**SET EXERCISE**
Reproduce all lines of the listing below in which the word "Κυλιόμενος" occurs.

**MATERIALS PROVIDED**
....

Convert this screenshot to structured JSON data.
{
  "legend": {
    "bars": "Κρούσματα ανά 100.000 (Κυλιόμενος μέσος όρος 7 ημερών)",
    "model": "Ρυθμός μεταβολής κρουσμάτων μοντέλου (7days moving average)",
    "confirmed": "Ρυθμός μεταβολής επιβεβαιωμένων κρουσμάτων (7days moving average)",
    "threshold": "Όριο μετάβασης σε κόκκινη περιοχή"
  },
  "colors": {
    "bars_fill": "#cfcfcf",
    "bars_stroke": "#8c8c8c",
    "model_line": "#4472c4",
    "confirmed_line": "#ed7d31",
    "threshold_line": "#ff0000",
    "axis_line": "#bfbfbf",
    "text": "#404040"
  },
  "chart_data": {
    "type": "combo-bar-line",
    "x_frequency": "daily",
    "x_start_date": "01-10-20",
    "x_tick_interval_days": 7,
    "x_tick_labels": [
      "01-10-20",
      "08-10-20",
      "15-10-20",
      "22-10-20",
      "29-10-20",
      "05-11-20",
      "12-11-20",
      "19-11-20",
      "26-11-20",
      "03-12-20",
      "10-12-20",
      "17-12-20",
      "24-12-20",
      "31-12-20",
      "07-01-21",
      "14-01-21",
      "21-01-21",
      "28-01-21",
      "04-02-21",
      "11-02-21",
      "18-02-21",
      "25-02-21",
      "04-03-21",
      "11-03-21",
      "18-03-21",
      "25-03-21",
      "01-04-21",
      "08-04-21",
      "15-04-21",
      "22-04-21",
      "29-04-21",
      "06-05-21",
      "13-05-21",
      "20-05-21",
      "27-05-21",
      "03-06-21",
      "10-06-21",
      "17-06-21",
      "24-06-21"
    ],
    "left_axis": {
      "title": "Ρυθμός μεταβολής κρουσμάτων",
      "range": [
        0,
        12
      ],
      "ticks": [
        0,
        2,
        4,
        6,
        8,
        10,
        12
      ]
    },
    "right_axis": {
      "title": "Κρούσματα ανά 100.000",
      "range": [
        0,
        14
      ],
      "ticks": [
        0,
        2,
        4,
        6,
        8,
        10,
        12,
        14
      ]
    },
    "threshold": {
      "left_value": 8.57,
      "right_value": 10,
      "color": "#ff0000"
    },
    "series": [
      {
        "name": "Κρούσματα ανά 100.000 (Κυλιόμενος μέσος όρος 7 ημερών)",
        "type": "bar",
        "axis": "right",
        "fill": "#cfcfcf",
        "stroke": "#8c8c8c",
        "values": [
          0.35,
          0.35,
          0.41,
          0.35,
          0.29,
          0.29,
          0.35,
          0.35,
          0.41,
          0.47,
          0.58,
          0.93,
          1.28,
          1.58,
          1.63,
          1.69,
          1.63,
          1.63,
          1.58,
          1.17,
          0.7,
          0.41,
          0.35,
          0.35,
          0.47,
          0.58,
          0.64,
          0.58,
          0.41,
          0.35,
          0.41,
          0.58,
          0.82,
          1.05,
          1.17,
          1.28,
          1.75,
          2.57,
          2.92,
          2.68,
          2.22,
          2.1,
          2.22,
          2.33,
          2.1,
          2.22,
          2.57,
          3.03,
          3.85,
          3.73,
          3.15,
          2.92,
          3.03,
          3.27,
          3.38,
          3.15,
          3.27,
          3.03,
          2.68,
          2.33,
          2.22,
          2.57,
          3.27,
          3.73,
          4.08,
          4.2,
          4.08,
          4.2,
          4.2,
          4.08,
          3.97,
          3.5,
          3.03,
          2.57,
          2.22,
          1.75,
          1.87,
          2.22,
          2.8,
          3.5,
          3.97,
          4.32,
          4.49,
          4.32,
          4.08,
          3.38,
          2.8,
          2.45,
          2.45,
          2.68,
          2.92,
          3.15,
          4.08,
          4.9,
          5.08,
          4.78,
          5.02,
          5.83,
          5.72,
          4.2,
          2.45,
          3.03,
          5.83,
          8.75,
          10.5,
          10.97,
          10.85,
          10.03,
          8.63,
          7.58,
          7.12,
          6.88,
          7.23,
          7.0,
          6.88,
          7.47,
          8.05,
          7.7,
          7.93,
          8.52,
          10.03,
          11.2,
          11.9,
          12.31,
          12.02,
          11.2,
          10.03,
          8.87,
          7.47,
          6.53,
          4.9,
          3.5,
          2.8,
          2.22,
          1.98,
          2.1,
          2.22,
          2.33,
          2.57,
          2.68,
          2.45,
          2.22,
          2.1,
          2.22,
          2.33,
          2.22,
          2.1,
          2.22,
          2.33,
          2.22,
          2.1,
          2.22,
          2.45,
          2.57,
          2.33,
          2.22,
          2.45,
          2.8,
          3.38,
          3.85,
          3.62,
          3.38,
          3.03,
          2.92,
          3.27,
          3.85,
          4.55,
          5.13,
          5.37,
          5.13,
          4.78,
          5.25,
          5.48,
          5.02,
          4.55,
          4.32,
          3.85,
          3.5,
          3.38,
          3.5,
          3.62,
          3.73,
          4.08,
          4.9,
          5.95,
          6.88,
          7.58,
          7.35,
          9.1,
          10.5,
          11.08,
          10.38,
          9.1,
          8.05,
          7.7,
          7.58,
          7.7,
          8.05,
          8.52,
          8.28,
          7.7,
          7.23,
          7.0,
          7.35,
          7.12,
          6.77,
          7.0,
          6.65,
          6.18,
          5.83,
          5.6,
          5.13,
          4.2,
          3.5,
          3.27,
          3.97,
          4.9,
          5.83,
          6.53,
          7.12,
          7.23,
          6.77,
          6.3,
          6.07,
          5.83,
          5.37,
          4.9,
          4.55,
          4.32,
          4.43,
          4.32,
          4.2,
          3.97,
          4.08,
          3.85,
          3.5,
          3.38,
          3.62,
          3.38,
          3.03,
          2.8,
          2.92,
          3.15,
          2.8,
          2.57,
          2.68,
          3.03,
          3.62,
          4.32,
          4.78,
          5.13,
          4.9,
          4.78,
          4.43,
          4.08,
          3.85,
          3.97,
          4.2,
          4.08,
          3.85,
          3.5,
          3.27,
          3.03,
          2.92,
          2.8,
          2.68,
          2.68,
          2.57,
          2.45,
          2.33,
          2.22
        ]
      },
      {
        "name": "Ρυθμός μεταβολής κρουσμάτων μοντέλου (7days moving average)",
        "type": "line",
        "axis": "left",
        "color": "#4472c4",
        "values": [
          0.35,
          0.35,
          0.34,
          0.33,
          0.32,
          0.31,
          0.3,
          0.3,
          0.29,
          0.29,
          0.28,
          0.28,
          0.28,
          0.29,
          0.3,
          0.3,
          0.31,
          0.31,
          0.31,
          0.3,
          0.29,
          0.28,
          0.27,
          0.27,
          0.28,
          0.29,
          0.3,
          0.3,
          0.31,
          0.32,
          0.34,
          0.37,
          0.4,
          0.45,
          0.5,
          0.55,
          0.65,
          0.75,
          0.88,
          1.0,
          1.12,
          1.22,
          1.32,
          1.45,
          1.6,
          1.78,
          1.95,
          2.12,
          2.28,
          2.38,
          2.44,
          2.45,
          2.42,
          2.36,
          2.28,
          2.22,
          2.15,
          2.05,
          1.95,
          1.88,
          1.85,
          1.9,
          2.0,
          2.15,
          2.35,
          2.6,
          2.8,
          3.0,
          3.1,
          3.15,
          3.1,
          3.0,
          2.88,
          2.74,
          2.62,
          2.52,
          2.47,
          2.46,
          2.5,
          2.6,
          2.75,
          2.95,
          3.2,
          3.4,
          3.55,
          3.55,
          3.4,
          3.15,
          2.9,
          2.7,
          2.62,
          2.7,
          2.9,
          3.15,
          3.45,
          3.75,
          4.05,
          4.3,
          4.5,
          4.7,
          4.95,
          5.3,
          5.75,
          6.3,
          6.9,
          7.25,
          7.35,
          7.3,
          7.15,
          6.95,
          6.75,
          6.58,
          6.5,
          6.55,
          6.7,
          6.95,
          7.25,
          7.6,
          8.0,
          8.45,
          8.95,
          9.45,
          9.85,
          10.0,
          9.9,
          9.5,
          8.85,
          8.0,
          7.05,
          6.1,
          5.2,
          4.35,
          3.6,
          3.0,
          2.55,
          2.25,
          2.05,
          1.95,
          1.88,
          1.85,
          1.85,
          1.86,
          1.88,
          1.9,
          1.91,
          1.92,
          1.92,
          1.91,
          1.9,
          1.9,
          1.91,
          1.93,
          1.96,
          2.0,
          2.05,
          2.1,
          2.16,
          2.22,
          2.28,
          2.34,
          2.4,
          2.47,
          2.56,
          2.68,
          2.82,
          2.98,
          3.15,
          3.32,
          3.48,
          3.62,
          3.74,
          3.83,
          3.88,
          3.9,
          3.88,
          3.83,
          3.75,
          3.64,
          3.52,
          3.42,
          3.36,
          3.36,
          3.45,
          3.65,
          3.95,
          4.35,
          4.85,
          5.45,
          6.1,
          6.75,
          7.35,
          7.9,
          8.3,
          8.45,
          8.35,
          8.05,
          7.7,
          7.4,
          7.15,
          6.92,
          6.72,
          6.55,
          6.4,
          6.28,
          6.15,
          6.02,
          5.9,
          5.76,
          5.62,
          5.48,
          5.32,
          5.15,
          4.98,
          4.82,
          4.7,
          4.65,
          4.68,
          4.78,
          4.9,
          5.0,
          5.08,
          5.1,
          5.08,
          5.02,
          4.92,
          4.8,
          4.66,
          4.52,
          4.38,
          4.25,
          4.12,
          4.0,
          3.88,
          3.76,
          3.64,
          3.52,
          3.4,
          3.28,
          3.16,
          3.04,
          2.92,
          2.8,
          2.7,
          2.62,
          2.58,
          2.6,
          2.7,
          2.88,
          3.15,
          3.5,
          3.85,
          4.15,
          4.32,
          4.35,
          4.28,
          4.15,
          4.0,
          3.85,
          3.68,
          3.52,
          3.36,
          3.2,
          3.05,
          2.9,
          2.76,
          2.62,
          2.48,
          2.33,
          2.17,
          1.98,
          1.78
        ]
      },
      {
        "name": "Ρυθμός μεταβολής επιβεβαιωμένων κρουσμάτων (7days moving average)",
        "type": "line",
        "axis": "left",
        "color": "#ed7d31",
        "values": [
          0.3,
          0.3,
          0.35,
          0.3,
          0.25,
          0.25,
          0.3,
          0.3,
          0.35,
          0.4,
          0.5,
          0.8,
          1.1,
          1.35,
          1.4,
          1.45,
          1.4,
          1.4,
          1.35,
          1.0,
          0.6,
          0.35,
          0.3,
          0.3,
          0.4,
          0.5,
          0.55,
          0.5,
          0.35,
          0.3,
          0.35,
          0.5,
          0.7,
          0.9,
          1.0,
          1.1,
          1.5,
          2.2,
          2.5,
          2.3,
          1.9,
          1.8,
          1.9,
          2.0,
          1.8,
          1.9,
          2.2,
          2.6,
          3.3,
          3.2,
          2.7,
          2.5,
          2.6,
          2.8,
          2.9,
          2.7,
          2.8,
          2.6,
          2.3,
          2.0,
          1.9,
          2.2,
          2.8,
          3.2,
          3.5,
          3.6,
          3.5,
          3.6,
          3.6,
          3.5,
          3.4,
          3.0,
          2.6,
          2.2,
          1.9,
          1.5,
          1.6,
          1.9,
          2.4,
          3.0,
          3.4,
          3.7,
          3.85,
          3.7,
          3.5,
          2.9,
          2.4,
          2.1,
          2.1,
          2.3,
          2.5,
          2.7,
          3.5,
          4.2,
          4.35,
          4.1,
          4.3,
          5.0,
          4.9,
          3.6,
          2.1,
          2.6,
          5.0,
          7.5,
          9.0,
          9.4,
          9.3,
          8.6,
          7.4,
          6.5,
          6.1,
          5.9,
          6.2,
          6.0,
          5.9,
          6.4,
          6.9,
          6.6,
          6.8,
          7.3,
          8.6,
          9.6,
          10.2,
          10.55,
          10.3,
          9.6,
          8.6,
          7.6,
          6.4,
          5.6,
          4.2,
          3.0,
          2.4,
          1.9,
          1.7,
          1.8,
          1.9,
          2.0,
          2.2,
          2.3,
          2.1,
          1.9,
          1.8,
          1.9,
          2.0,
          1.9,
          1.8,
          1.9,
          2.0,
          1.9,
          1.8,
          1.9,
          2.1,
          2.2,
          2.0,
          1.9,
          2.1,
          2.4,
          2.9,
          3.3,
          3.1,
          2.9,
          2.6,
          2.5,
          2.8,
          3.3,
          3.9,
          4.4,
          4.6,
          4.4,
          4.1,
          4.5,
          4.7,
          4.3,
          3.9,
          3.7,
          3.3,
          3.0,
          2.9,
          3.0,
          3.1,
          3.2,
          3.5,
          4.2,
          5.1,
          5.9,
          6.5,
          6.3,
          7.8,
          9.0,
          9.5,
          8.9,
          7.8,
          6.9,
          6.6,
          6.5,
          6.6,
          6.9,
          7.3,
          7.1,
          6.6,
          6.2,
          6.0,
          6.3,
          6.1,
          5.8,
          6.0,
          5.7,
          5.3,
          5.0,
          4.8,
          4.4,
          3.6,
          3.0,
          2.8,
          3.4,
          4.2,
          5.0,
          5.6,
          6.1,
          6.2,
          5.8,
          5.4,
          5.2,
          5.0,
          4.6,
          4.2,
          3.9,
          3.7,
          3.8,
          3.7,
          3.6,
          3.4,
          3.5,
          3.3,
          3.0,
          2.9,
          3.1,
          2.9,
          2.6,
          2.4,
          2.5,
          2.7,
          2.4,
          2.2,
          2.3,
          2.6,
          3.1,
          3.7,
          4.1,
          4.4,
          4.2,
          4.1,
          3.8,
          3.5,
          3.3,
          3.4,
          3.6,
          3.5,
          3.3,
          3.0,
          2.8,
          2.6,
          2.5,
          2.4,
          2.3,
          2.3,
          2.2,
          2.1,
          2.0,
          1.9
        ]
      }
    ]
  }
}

....

**RESULT FOR THIS EXERCISE**
    "bars": "Κρούσματα ανά 100.000 (Κυλιόμενος μέσος όρος 7 ημερών)",
        "name": "Κρούσματα ανά 100.000 (Κυλιόμενος μέσος όρος 7 ημερών)",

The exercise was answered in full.